# Excerpted data
>>>>

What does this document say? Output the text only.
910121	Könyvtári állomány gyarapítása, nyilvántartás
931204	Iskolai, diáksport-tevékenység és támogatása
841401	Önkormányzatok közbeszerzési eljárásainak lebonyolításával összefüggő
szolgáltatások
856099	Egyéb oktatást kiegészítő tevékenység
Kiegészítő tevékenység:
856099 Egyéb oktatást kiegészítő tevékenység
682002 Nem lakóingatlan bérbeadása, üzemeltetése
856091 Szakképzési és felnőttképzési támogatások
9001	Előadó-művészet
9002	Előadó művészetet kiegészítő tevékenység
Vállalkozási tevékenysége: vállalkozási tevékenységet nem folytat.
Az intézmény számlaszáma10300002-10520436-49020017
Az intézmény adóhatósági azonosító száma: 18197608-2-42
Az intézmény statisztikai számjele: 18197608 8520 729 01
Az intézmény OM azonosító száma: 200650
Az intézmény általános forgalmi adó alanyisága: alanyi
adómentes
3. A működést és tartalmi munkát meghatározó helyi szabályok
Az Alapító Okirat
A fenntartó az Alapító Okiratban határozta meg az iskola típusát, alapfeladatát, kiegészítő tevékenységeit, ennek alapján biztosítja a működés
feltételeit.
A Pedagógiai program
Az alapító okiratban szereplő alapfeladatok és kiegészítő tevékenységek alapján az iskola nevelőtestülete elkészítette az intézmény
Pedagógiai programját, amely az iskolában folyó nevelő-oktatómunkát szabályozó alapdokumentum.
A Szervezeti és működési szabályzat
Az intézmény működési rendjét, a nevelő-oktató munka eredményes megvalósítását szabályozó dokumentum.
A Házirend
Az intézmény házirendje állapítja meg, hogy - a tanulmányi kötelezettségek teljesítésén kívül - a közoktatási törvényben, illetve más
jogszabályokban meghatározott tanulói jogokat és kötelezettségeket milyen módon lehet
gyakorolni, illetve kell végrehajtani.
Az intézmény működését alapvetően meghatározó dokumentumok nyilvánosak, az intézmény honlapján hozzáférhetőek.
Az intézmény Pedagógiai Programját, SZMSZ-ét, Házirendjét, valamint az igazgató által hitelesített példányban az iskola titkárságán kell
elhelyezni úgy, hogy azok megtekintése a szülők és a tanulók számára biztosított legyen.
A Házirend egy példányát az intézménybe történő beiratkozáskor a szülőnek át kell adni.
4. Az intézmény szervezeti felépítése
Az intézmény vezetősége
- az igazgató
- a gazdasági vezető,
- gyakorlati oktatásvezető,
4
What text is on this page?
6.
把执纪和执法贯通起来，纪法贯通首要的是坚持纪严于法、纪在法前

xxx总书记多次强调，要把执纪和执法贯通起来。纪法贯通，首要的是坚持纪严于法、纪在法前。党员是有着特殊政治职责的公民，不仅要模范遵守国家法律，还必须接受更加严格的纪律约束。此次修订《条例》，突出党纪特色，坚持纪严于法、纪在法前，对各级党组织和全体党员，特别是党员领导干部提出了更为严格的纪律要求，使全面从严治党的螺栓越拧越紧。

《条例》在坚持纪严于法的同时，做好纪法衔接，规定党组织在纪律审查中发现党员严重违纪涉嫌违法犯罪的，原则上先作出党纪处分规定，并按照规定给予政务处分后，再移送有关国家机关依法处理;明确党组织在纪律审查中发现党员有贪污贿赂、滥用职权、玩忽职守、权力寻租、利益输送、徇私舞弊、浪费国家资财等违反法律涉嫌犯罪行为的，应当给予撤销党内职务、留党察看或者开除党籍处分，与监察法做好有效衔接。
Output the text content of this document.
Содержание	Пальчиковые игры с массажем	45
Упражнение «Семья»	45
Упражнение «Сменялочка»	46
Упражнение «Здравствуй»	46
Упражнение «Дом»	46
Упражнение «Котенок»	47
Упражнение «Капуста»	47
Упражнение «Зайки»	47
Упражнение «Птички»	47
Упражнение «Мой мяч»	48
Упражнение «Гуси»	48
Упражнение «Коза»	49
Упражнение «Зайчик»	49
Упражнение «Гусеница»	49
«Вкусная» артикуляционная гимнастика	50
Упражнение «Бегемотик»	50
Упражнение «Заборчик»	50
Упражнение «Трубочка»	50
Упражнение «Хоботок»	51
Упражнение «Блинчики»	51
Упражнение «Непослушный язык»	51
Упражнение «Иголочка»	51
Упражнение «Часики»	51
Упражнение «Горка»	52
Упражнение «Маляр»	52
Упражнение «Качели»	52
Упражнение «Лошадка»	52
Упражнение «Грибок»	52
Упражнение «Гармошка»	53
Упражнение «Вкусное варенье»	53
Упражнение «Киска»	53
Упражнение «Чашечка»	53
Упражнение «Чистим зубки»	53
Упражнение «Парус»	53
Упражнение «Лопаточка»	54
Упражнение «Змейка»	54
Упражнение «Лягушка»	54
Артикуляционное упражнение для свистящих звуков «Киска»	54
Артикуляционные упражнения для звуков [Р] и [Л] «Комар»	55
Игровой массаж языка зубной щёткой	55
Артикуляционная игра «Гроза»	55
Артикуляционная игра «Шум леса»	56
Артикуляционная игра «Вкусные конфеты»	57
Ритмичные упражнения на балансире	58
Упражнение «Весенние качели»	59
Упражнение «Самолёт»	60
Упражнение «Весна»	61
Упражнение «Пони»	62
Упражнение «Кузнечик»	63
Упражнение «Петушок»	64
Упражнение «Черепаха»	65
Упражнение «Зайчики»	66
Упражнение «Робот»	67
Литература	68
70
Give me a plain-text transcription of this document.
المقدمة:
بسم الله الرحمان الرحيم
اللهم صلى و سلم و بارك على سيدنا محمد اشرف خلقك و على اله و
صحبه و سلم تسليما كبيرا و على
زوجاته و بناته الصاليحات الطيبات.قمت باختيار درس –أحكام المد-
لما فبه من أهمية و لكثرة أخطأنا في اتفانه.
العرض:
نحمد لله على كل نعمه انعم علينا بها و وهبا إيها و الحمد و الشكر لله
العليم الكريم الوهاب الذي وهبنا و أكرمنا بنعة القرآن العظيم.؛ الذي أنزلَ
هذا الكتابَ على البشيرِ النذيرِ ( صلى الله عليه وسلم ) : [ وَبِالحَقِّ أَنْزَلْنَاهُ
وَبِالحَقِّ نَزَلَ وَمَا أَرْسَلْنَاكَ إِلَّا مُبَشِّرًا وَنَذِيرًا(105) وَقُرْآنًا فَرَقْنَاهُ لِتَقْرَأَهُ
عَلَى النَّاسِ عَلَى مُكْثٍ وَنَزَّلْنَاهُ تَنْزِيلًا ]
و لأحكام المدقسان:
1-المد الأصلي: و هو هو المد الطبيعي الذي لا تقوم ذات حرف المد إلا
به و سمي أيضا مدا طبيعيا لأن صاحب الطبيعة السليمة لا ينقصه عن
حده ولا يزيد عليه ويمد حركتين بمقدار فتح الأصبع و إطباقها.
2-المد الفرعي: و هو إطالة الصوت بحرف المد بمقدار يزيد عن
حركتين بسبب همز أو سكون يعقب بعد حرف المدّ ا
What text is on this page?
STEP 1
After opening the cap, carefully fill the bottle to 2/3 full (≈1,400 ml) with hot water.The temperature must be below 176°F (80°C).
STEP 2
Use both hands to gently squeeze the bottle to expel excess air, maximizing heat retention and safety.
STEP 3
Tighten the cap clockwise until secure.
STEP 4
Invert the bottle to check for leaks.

<<<<

# Challenge
Copy every line in the records above that contains the word "بمقدار".

# Final result
حده ولا يزيد عليه ويمد حركتين بمقدار فتح الأصبع و إطباقها.
2-المد الفرعي: و هو إطالة الصوت بحرف المد بمقدار يزيد عن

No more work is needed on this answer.